» Task description
Isolate every line in the data with the string "which" and copy it.

» Provided entries
● ● ● ●

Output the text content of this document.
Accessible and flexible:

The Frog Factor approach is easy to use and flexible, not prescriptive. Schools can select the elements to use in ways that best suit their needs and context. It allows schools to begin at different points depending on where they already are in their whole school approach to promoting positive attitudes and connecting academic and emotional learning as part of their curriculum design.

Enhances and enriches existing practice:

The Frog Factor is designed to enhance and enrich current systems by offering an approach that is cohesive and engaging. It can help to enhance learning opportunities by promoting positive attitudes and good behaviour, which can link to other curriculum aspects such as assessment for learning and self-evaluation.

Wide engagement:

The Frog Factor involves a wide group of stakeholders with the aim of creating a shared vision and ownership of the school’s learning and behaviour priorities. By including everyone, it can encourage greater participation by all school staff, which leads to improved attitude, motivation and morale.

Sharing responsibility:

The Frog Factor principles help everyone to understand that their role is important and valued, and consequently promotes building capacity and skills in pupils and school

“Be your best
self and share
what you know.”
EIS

● ● ● ●

» Solution below
The Frog Factor is designed to enhance and enrich current systems by offering an approach that is cohesive and engaging. It can help to enhance learning opportunities by promoting positive attitudes and good behaviour, which can link to other curriculum aspects such as assessment for learning and self-evaluation.
The Frog Factor involves a wide group of stakeholders with the aim of creating a shared vision and ownership of the school’s learning and behaviour priorities. By including everyone, it can encourage greater participation by all school staff, which leads to improved attitude, motivation and morale.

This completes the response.